Extracted records
◇ ◇ ◇ ◇ ◇

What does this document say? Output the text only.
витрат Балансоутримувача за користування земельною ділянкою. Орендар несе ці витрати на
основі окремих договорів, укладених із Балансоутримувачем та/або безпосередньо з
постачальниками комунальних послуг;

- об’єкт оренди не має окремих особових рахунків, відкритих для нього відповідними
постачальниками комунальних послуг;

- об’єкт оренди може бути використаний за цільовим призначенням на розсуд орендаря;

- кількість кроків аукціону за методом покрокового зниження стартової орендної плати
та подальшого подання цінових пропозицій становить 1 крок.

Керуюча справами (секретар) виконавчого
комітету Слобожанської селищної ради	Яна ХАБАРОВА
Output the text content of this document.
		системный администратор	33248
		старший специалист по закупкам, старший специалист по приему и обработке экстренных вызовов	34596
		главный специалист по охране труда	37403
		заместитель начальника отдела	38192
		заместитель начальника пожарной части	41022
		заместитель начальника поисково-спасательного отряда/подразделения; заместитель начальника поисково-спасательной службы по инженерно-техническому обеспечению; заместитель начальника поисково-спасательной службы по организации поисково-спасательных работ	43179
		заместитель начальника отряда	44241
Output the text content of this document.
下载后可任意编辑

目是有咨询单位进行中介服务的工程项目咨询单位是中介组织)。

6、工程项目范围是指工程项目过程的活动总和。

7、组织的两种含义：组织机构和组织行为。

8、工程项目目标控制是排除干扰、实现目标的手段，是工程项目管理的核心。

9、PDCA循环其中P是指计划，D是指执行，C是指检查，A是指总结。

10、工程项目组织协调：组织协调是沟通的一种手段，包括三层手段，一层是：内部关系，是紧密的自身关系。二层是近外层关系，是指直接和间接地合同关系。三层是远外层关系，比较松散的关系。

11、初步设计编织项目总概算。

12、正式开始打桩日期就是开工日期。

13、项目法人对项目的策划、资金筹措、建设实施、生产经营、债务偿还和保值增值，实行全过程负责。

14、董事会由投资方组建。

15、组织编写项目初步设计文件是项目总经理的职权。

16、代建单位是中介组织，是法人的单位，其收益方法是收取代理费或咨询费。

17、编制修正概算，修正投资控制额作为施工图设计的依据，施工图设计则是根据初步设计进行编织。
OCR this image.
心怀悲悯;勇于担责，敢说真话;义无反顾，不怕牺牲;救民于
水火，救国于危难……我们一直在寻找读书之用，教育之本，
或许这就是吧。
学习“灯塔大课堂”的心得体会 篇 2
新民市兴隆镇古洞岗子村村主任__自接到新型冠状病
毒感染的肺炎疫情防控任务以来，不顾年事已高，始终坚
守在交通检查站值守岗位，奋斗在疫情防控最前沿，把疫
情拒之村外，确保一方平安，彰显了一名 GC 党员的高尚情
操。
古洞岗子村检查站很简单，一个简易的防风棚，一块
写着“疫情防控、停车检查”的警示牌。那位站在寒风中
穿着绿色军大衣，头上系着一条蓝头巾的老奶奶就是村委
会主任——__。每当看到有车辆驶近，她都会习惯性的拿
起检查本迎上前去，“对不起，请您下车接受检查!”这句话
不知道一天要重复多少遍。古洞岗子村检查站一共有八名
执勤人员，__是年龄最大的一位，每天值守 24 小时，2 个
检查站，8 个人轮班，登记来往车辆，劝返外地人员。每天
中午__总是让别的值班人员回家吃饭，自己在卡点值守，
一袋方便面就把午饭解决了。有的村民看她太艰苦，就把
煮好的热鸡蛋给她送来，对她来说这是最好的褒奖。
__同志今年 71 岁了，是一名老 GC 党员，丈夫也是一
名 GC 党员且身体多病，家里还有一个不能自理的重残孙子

◇ ◇ ◇ ◇ ◇

- _SET PROBLEM_
Check each line of the records for "окремих" and copy the ones that contain it.

- _TASK SOLUTION_
основі окремих договорів, укладених із Балансоутримувачем та/або безпосередньо з
- об’єкт оренди не має окремих особових рахунків, відкритих для нього відповідними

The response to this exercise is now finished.